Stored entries
★ ★ ★ ★ ★
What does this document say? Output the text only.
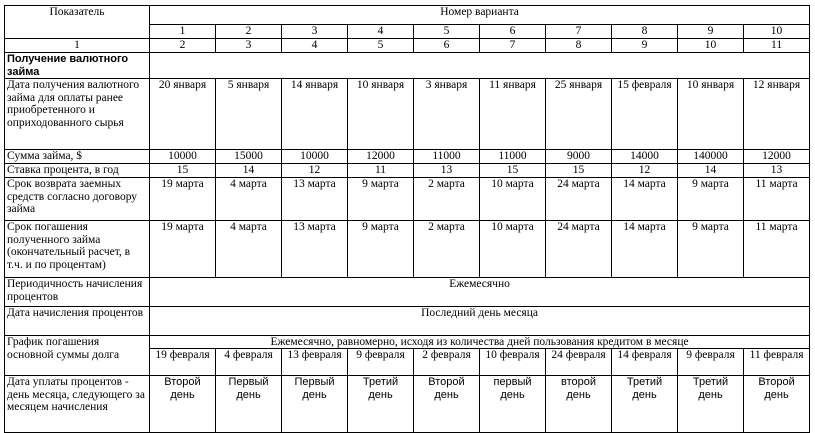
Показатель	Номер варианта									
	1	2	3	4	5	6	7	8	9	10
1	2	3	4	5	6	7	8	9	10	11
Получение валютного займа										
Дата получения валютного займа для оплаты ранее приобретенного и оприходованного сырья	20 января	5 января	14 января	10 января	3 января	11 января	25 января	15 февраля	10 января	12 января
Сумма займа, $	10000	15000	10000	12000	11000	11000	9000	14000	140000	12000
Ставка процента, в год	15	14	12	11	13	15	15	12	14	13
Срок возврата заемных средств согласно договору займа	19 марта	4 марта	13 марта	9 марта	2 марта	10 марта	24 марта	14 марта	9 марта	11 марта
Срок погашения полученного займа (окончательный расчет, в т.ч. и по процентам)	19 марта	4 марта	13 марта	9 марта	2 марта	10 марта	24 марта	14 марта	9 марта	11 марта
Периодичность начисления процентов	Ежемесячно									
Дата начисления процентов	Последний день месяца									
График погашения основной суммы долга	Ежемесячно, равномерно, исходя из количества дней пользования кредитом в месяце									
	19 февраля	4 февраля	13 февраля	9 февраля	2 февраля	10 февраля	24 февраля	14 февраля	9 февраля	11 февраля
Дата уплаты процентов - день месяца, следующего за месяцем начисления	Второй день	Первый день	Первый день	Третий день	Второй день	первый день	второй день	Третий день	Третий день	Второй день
★ ★ ★ ★ ★
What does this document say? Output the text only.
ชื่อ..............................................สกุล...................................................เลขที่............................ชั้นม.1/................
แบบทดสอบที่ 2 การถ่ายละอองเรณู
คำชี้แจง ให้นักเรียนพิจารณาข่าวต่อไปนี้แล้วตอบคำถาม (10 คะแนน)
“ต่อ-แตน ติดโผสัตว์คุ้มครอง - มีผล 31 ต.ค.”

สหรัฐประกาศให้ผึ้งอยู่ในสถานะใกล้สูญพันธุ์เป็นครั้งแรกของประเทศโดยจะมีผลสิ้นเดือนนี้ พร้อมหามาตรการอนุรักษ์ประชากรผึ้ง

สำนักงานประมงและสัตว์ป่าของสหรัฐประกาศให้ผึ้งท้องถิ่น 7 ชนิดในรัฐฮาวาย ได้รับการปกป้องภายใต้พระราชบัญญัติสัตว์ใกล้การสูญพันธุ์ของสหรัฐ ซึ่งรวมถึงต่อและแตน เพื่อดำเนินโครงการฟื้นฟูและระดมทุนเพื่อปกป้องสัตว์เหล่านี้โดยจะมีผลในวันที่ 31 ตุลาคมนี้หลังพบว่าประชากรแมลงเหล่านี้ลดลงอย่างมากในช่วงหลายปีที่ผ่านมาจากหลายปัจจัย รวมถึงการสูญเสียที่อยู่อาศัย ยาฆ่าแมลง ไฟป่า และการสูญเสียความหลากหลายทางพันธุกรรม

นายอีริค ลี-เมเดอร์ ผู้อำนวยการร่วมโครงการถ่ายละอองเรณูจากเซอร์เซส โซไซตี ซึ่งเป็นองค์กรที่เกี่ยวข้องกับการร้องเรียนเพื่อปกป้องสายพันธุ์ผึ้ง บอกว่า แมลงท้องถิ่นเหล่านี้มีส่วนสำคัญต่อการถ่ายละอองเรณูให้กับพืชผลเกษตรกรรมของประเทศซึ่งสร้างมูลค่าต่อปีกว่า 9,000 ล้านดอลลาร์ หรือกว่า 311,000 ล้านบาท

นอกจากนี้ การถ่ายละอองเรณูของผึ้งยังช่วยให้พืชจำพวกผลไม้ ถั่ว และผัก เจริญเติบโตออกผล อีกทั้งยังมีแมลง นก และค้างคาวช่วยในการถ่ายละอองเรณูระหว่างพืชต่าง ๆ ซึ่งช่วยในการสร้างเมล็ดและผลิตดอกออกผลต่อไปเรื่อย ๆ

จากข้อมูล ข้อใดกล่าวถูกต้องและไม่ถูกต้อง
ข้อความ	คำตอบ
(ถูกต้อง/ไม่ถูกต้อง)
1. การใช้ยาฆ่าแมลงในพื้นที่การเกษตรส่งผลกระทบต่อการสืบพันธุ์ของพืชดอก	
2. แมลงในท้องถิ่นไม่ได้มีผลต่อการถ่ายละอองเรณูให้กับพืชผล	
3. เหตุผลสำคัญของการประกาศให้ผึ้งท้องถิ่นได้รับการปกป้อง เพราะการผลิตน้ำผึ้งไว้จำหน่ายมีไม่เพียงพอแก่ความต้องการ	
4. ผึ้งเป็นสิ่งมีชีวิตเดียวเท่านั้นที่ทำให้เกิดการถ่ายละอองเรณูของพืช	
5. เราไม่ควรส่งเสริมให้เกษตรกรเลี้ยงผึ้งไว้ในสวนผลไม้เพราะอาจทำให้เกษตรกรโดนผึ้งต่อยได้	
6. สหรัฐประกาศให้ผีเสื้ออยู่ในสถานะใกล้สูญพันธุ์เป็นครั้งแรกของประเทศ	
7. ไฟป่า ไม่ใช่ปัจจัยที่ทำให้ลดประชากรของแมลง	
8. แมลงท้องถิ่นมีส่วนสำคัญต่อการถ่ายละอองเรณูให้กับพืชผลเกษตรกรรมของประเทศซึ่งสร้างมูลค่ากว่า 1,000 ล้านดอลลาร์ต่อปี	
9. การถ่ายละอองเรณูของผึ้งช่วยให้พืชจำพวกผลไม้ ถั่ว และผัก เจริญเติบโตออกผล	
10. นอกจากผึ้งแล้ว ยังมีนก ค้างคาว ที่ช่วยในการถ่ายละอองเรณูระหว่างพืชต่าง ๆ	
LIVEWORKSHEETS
★ ★ ★ ★ ★
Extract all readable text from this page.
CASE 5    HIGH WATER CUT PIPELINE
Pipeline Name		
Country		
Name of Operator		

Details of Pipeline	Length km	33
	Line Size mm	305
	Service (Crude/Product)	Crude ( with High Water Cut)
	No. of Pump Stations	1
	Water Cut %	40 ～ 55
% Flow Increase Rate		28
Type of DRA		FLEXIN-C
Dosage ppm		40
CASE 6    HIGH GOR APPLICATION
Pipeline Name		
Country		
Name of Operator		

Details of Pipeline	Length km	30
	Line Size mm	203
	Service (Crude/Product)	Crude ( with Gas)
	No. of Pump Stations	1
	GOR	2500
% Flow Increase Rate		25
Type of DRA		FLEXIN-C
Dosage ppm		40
★ ★ ★ ★ ★
Gather every line from the listing above in which "Details" appears, and copy those lines.

• Solution for this problem:
Details of Pipeline	Length km	33
Details of Pipeline	Length km	30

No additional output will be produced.